▶ **Description of the task**
Transcribe all the records exactly and omit any images they hold.

(Part of a data file)
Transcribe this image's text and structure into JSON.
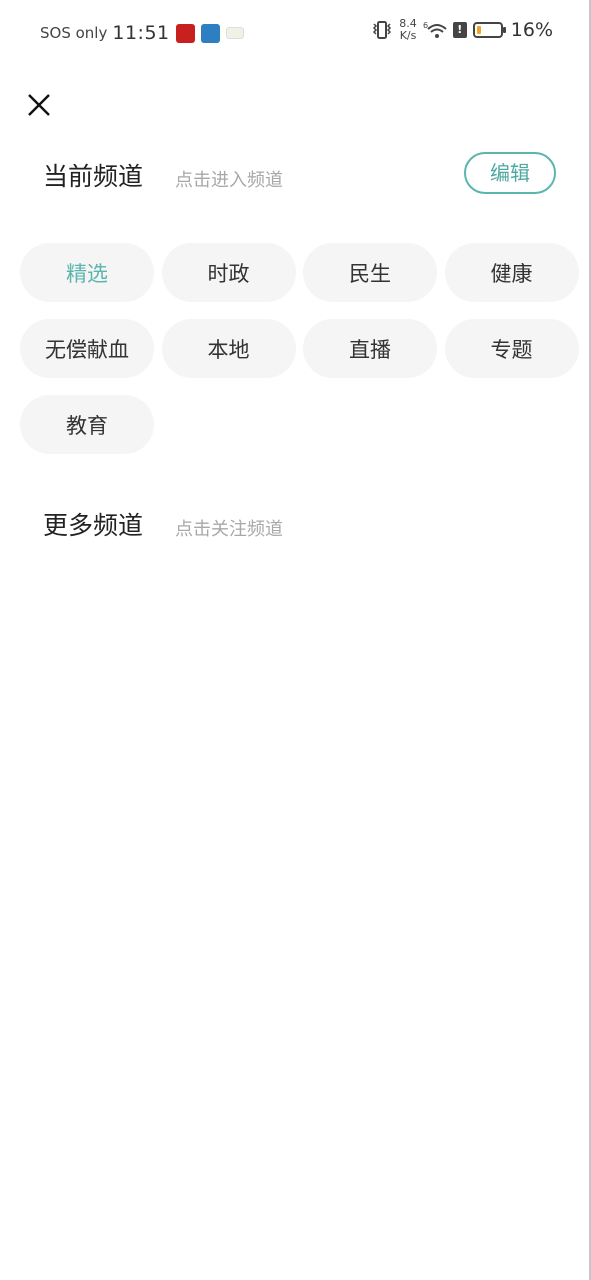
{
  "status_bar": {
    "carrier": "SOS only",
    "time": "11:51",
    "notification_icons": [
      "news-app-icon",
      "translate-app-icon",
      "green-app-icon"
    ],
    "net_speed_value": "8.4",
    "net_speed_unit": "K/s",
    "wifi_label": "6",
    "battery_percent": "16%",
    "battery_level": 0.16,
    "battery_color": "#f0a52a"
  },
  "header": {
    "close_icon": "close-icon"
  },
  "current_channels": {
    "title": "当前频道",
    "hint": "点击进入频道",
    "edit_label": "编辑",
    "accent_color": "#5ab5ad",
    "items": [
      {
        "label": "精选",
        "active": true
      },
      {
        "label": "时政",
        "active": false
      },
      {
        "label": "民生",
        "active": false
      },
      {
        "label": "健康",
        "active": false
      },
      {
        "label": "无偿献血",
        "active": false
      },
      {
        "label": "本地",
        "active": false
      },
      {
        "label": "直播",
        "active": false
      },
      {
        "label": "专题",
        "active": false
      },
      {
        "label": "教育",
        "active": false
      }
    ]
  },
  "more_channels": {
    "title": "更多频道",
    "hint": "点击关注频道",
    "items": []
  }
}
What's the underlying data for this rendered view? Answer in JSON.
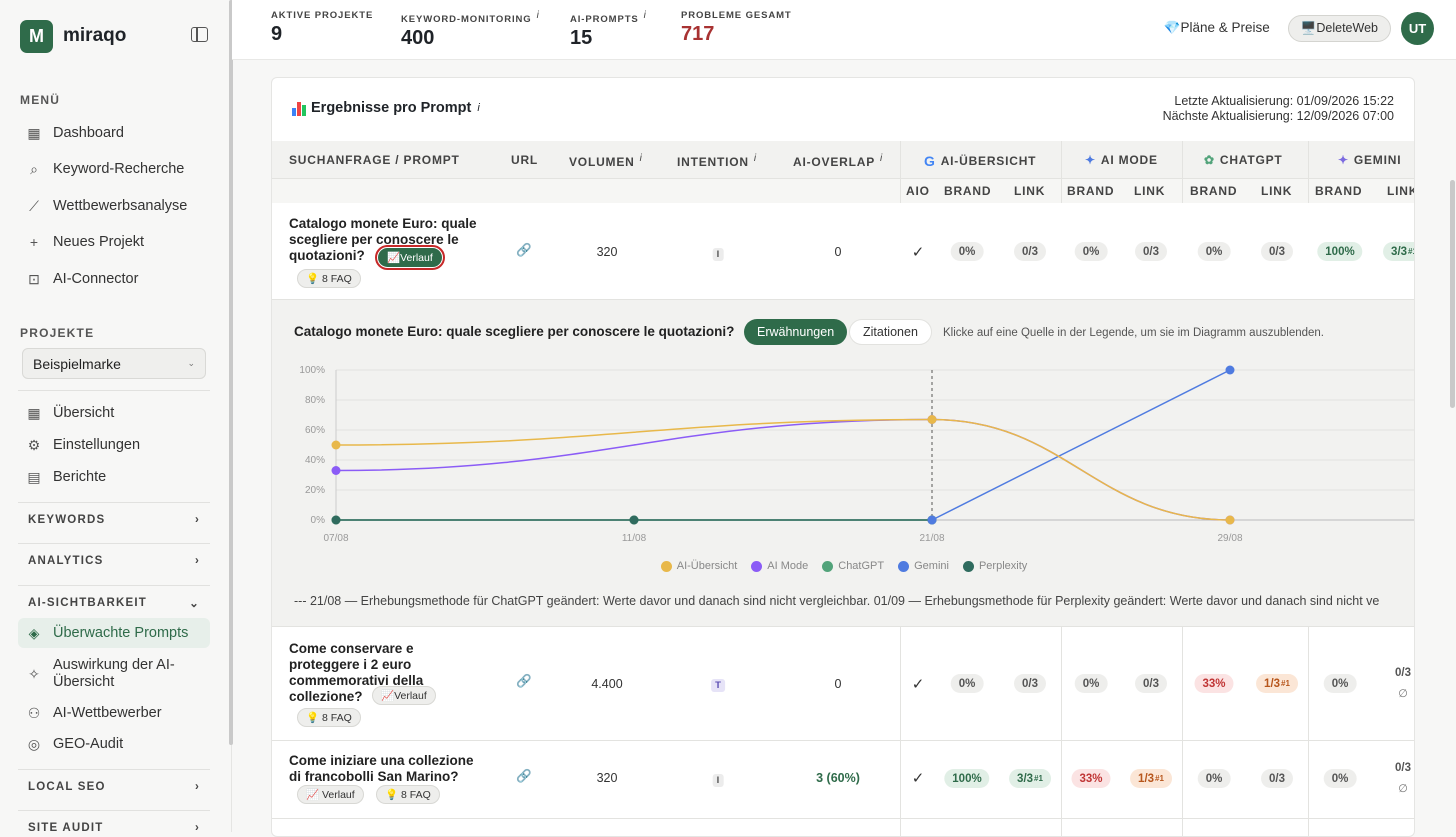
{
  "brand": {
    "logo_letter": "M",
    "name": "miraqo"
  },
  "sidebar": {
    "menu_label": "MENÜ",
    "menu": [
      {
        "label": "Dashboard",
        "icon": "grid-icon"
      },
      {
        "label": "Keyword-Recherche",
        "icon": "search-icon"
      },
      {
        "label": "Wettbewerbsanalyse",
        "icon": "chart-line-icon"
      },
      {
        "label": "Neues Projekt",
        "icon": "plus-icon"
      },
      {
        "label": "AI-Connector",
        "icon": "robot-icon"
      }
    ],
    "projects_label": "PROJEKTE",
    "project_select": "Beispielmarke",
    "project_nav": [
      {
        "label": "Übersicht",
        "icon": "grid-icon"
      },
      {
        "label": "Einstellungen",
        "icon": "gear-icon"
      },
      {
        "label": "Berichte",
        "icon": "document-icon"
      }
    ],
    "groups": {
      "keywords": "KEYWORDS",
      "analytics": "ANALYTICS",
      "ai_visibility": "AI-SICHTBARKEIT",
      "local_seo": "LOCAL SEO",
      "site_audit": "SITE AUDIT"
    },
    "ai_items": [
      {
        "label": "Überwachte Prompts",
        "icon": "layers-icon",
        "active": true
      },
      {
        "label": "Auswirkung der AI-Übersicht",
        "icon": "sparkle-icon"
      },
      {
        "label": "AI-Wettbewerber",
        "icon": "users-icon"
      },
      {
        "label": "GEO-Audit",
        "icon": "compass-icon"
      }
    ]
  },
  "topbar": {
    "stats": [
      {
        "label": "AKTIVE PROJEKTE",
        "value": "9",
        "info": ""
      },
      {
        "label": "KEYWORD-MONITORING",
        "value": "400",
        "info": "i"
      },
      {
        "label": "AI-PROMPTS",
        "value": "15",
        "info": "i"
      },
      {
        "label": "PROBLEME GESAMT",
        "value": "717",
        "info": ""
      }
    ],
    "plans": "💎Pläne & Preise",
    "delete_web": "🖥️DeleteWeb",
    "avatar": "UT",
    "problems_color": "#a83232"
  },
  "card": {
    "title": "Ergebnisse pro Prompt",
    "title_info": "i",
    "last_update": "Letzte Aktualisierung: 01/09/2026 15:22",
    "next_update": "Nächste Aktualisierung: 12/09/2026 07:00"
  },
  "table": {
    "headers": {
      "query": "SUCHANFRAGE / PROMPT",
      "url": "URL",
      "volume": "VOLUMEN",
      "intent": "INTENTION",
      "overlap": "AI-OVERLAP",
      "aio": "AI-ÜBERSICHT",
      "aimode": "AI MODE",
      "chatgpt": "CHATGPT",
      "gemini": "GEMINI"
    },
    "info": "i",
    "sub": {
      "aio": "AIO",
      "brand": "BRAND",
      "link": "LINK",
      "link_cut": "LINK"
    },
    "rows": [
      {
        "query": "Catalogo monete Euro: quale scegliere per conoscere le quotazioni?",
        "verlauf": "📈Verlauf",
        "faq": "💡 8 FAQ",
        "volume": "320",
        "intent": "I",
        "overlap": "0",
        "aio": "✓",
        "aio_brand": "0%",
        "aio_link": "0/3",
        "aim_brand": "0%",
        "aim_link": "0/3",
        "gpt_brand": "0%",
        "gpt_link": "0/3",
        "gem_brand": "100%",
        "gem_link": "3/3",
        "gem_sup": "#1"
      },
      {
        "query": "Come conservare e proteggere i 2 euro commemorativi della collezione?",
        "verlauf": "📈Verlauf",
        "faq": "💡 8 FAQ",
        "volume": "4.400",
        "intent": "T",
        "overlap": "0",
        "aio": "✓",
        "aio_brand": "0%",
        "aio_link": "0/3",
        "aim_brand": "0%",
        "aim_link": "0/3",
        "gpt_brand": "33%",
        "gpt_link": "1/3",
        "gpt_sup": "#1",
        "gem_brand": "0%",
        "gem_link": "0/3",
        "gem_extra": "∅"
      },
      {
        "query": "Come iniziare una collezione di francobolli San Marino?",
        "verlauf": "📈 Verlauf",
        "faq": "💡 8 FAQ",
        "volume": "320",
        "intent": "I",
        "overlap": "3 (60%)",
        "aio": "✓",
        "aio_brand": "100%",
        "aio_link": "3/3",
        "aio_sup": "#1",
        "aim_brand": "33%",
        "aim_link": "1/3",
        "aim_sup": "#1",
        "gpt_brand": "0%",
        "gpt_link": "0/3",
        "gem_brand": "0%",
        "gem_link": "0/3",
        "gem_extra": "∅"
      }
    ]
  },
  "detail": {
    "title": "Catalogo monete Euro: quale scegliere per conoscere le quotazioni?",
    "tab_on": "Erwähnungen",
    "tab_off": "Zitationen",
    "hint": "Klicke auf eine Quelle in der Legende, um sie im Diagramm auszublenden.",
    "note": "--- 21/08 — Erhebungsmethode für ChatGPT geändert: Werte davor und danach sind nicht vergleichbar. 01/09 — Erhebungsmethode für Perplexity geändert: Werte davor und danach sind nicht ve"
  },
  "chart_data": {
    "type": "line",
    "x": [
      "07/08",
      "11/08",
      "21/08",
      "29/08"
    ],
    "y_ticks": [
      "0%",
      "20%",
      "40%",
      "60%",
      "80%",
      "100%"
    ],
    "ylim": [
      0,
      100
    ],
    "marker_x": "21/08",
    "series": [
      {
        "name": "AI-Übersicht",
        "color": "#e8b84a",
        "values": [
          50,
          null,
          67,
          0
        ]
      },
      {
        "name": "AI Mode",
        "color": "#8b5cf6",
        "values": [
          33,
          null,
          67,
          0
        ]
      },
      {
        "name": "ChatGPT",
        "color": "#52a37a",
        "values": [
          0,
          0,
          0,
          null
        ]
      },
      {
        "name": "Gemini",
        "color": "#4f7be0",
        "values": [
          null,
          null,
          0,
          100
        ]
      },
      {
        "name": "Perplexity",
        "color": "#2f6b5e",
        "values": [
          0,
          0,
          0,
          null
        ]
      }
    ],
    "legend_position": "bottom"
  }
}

▶ **The solution**
Transcribe this image's text and structure into JSON.
{
  "status_bar": {
    "carrier": "SOS only",
    "time": "11:51",
    "notification_icons": [
      "news-app-icon",
      "translate-app-icon",
      "green-app-icon"
    ],
    "net_speed_value": "8.4",
    "net_speed_unit": "K/s",
    "wifi_label": "6",
    "battery_percent": "16%",
    "battery_level": 0.16,
    "battery_color": "#f0a52a"
  },
  "header": {
    "close_icon": "close-icon"
  },
  "current_channels": {
    "title": "当前频道",
    "hint": "点击进入频道",
    "edit_label": "编辑",
    "accent_color": "#5ab5ad",
    "items": [
      {
        "label": "精选",
        "active": true
      },
      {
        "label": "时政",
        "active": false
      },
      {
        "label": "民生",
        "active": false
      },
      {
        "label": "健康",
        "active": false
      },
      {
        "label": "无偿献血",
        "active": false
      },
      {
        "label": "本地",
        "active": false
      },
      {
        "label": "直播",
        "active": false
      },
      {
        "label": "专题",
        "active": false
      },
      {
        "label": "教育",
        "active": false
      }
    ]
  },
  "more_channels": {
    "title": "更多频道",
    "hint": "点击关注频道",
    "items": []
  }
}
What's the underlying data for this rendered view? Answer in JSON.
{
  "brand": {
    "logo_letter": "M",
    "name": "miraqo"
  },
  "sidebar": {
    "menu_label": "MENÜ",
    "menu": [
      {
        "label": "Dashboard",
        "icon": "grid-icon"
      },
      {
        "label": "Keyword-Recherche",
        "icon": "search-icon"
      },
      {
        "label": "Wettbewerbsanalyse",
        "icon": "chart-line-icon"
      },
      {
        "label": "Neues Projekt",
        "icon": "plus-icon"
      },
      {
        "label": "AI-Connector",
        "icon": "robot-icon"
      }
    ],
    "projects_label": "PROJEKTE",
    "project_select": "Beispielmarke",
    "project_nav": [
      {
        "label": "Übersicht",
        "icon": "grid-icon"
      },
      {
        "label": "Einstellungen",
        "icon": "gear-icon"
      },
      {
        "label": "Berichte",
        "icon": "document-icon"
      }
    ],
    "groups": {
      "keywords": "KEYWORDS",
      "analytics": "ANALYTICS",
      "ai_visibility": "AI-SICHTBARKEIT",
      "local_seo": "LOCAL SEO",
      "site_audit": "SITE AUDIT"
    },
    "ai_items": [
      {
        "label": "Überwachte Prompts",
        "icon": "layers-icon",
        "active": true
      },
      {
        "label": "Auswirkung der AI-Übersicht",
        "icon": "sparkle-icon"
      },
      {
        "label": "AI-Wettbewerber",
        "icon": "users-icon"
      },
      {
        "label": "GEO-Audit",
        "icon": "compass-icon"
      }
    ]
  },
  "topbar": {
    "stats": [
      {
        "label": "AKTIVE PROJEKTE",
        "value": "9",
        "info": ""
      },
      {
        "label": "KEYWORD-MONITORING",
        "value": "400",
        "info": "i"
      },
      {
        "label": "AI-PROMPTS",
        "value": "15",
        "info": "i"
      },
      {
        "label": "PROBLEME GESAMT",
        "value": "717",
        "info": ""
      }
    ],
    "plans": "💎Pläne & Preise",
    "delete_web": "🖥️DeleteWeb",
    "avatar": "UT",
    "problems_color": "#a83232"
  },
  "card": {
    "title": "Ergebnisse pro Prompt",
    "title_info": "i",
    "last_update": "Letzte Aktualisierung: 01/09/2026 15:22",
    "next_update": "Nächste Aktualisierung: 12/09/2026 07:00"
  },
  "table": {
    "headers": {
      "query": "SUCHANFRAGE / PROMPT",
      "url": "URL",
      "volume": "VOLUMEN",
      "intent": "INTENTION",
      "overlap": "AI-OVERLAP",
      "aio": "AI-ÜBERSICHT",
      "aimode": "AI MODE",
      "chatgpt": "CHATGPT",
      "gemini": "GEMINI"
    },
    "info": "i",
    "sub": {
      "aio": "AIO",
      "brand": "BRAND",
      "link": "LINK",
      "link_cut": "LINK"
    },
    "rows": [
      {
        "query": "Catalogo monete Euro: quale scegliere per conoscere le quotazioni?",
        "verlauf": "📈Verlauf",
        "faq": "💡 8 FAQ",
        "volume": "320",
        "intent": "I",
        "overlap": "0",
        "aio": "✓",
        "aio_brand": "0%",
        "aio_link": "0/3",
        "aim_brand": "0%",
        "aim_link": "0/3",
        "gpt_brand": "0%",
        "gpt_link": "0/3",
        "gem_brand": "100%",
        "gem_link": "3/3",
        "gem_sup": "#1"
      },
      {
        "query": "Come conservare e proteggere i 2 euro commemorativi della collezione?",
        "verlauf": "📈Verlauf",
        "faq": "💡 8 FAQ",
        "volume": "4.400",
        "intent": "T",
        "overlap": "0",
        "aio": "✓",
        "aio_brand": "0%",
        "aio_link": "0/3",
        "aim_brand": "0%",
        "aim_link": "0/3",
        "gpt_brand": "33%",
        "gpt_link": "1/3",
        "gpt_sup": "#1",
        "gem_brand": "0%",
        "gem_link": "0/3",
        "gem_extra": "∅"
      },
      {
        "query": "Come iniziare una collezione di francobolli San Marino?",
        "verlauf": "📈 Verlauf",
        "faq": "💡 8 FAQ",
        "volume": "320",
        "intent": "I",
        "overlap": "3 (60%)",
        "aio": "✓",
        "aio_brand": "100%",
        "aio_link": "3/3",
        "aio_sup": "#1",
        "aim_brand": "33%",
        "aim_link": "1/3",
        "aim_sup": "#1",
        "gpt_brand": "0%",
        "gpt_link": "0/3",
        "gem_brand": "0%",
        "gem_link": "0/3",
        "gem_extra": "∅"
      }
    ]
  },
  "detail": {
    "title": "Catalogo monete Euro: quale scegliere per conoscere le quotazioni?",
    "tab_on": "Erwähnungen",
    "tab_off": "Zitationen",
    "hint": "Klicke auf eine Quelle in der Legende, um sie im Diagramm auszublenden.",
    "note": "--- 21/08 — Erhebungsmethode für ChatGPT geändert: Werte davor und danach sind nicht vergleichbar. 01/09 — Erhebungsmethode für Perplexity geändert: Werte davor und danach sind nicht ve"
  },
  "chart_data": {
    "type": "line",
    "x": [
      "07/08",
      "11/08",
      "21/08",
      "29/08"
    ],
    "y_ticks": [
      "0%",
      "20%",
      "40%",
      "60%",
      "80%",
      "100%"
    ],
    "ylim": [
      0,
      100
    ],
    "marker_x": "21/08",
    "series": [
      {
        "name": "AI-Übersicht",
        "color": "#e8b84a",
        "values": [
          50,
          null,
          67,
          0
        ]
      },
      {
        "name": "AI Mode",
        "color": "#8b5cf6",
        "values": [
          33,
          null,
          67,
          0
        ]
      },
      {
        "name": "ChatGPT",
        "color": "#52a37a",
        "values": [
          0,
          0,
          0,
          null
        ]
      },
      {
        "name": "Gemini",
        "color": "#4f7be0",
        "values": [
          null,
          null,
          0,
          100
        ]
      },
      {
        "name": "Perplexity",
        "color": "#2f6b5e",
        "values": [
          0,
          0,
          0,
          null
        ]
      }
    ],
    "legend_position": "bottom"
  }
}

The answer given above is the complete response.